> _TASK BRIEF_
Set out every line bearing the string "Loss".

— begin RECORDED INFORMATION —

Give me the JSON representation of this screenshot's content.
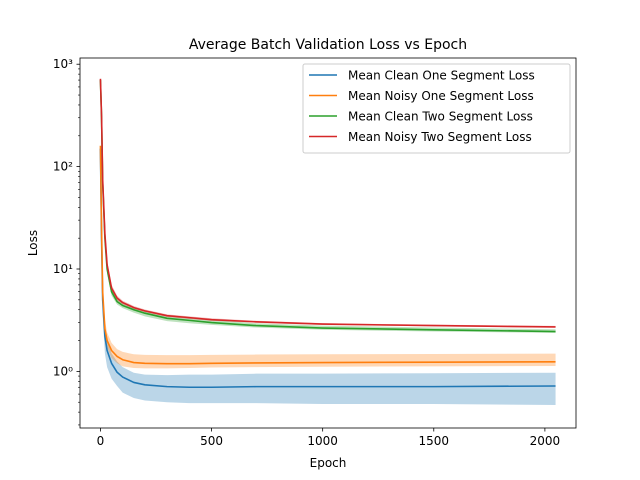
{
  "chart_data": {
    "type": "line",
    "title": "Average Batch Validation Loss vs Epoch",
    "xlabel": "Epoch",
    "ylabel": "Loss",
    "yscale": "log",
    "xlim": [
      -92,
      2140
    ],
    "ylim": [
      0.28,
      1150
    ],
    "grid": false,
    "legend_position": "upper right",
    "x_ticks": [
      0,
      500,
      1000,
      1500,
      2000
    ],
    "y_ticks": [
      {
        "value": 1,
        "label": "10⁰"
      },
      {
        "value": 10,
        "label": "10¹"
      },
      {
        "value": 100,
        "label": "10²"
      },
      {
        "value": 1000,
        "label": "10³"
      }
    ],
    "series": [
      {
        "name": "Mean Clean One Segment Loss",
        "color": "#1f77b4",
        "x": [
          0,
          5,
          10,
          20,
          30,
          50,
          75,
          100,
          150,
          200,
          300,
          400,
          500,
          700,
          1000,
          1500,
          2048
        ],
        "y": [
          150,
          20,
          5,
          2.2,
          1.6,
          1.2,
          0.98,
          0.88,
          0.78,
          0.74,
          0.71,
          0.7,
          0.7,
          0.71,
          0.71,
          0.71,
          0.72
        ],
        "band_lower": [
          140,
          15,
          3.5,
          1.5,
          1.1,
          0.85,
          0.72,
          0.62,
          0.55,
          0.52,
          0.5,
          0.49,
          0.49,
          0.49,
          0.48,
          0.48,
          0.47
        ],
        "band_upper": [
          160,
          24,
          6.2,
          2.8,
          2.0,
          1.5,
          1.25,
          1.1,
          0.97,
          0.93,
          0.92,
          0.93,
          0.93,
          0.95,
          0.95,
          0.96,
          0.97
        ]
      },
      {
        "name": "Mean Noisy One Segment Loss",
        "color": "#ff7f0e",
        "x": [
          0,
          5,
          10,
          20,
          30,
          50,
          75,
          100,
          150,
          200,
          300,
          400,
          500,
          700,
          1000,
          1500,
          2048
        ],
        "y": [
          160,
          25,
          6,
          2.6,
          2.0,
          1.6,
          1.4,
          1.3,
          1.22,
          1.2,
          1.19,
          1.19,
          1.2,
          1.21,
          1.22,
          1.23,
          1.24
        ],
        "band_lower": [
          150,
          20,
          5,
          2.1,
          1.7,
          1.35,
          1.2,
          1.12,
          1.08,
          1.07,
          1.07,
          1.08,
          1.09,
          1.1,
          1.11,
          1.12,
          1.13
        ],
        "band_upper": [
          170,
          30,
          7,
          3.2,
          2.4,
          1.9,
          1.65,
          1.55,
          1.47,
          1.45,
          1.44,
          1.44,
          1.45,
          1.46,
          1.47,
          1.48,
          1.49
        ]
      },
      {
        "name": "Mean Clean Two Segment Loss",
        "color": "#2ca02c",
        "x": [
          0,
          5,
          10,
          20,
          30,
          50,
          75,
          100,
          150,
          200,
          300,
          400,
          500,
          700,
          1000,
          1500,
          2048
        ],
        "y": [
          700,
          300,
          70,
          20,
          10,
          6,
          4.8,
          4.4,
          4.0,
          3.7,
          3.3,
          3.15,
          3.0,
          2.8,
          2.65,
          2.55,
          2.45
        ],
        "band_lower": [
          680,
          280,
          60,
          18,
          9,
          5.5,
          4.5,
          4.15,
          3.75,
          3.45,
          3.1,
          2.95,
          2.85,
          2.68,
          2.55,
          2.45,
          2.38
        ],
        "band_upper": [
          720,
          320,
          80,
          22,
          11,
          6.5,
          5.1,
          4.65,
          4.25,
          3.95,
          3.5,
          3.35,
          3.2,
          2.95,
          2.8,
          2.68,
          2.58
        ]
      },
      {
        "name": "Mean Noisy Two Segment Loss",
        "color": "#d62728",
        "x": [
          0,
          5,
          10,
          20,
          30,
          50,
          75,
          100,
          150,
          200,
          300,
          400,
          500,
          700,
          1000,
          1500,
          2048
        ],
        "y": [
          720,
          310,
          75,
          22,
          11,
          6.5,
          5.2,
          4.7,
          4.2,
          3.9,
          3.5,
          3.35,
          3.2,
          3.05,
          2.9,
          2.8,
          2.72
        ],
        "band_lower": [
          700,
          290,
          65,
          20,
          10,
          6.0,
          4.9,
          4.5,
          4.05,
          3.78,
          3.4,
          3.25,
          3.12,
          2.98,
          2.84,
          2.75,
          2.68
        ],
        "band_upper": [
          740,
          330,
          85,
          24,
          12,
          7.0,
          5.5,
          4.9,
          4.35,
          4.02,
          3.6,
          3.45,
          3.3,
          3.12,
          2.96,
          2.86,
          2.78
        ]
      }
    ]
  }
}
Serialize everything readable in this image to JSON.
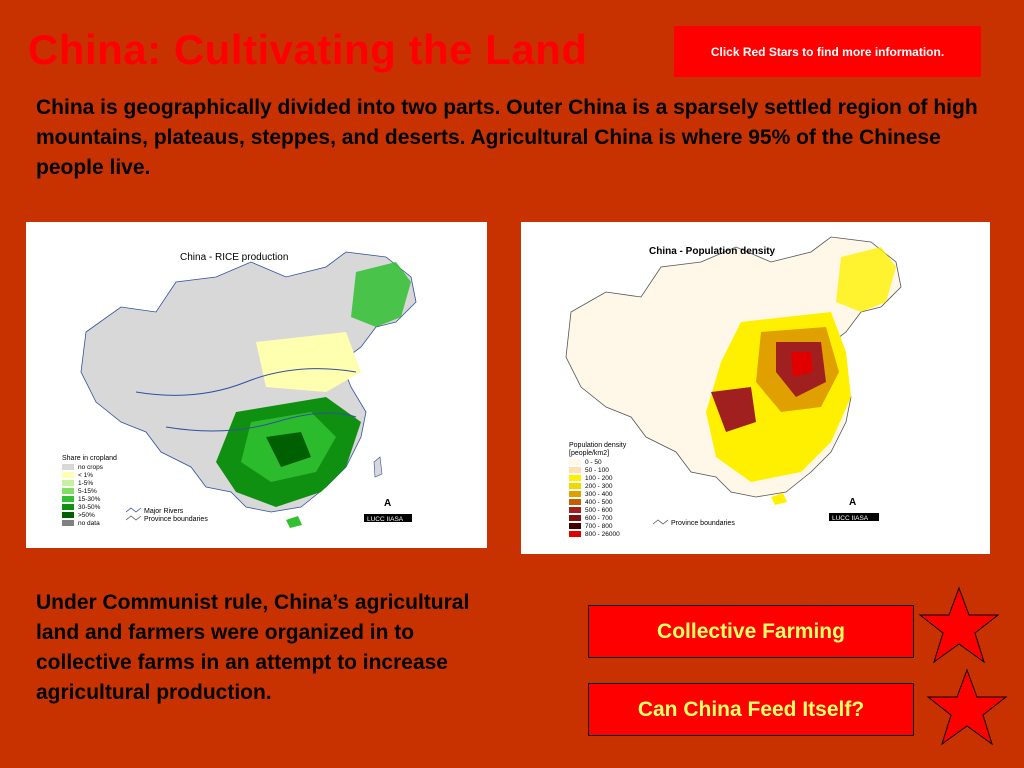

— end RECORDED INFORMATION —

> _WORKED ANSWER_
    "title": "Average Batch Validation Loss vs Epoch",
    "ylabel": "Loss",
        "name": "Mean Clean One Segment Loss",
        "name": "Mean Noisy One Segment Loss",
        "name": "Mean Clean Two Segment Loss",
        "name": "Mean Noisy Two Segment Loss",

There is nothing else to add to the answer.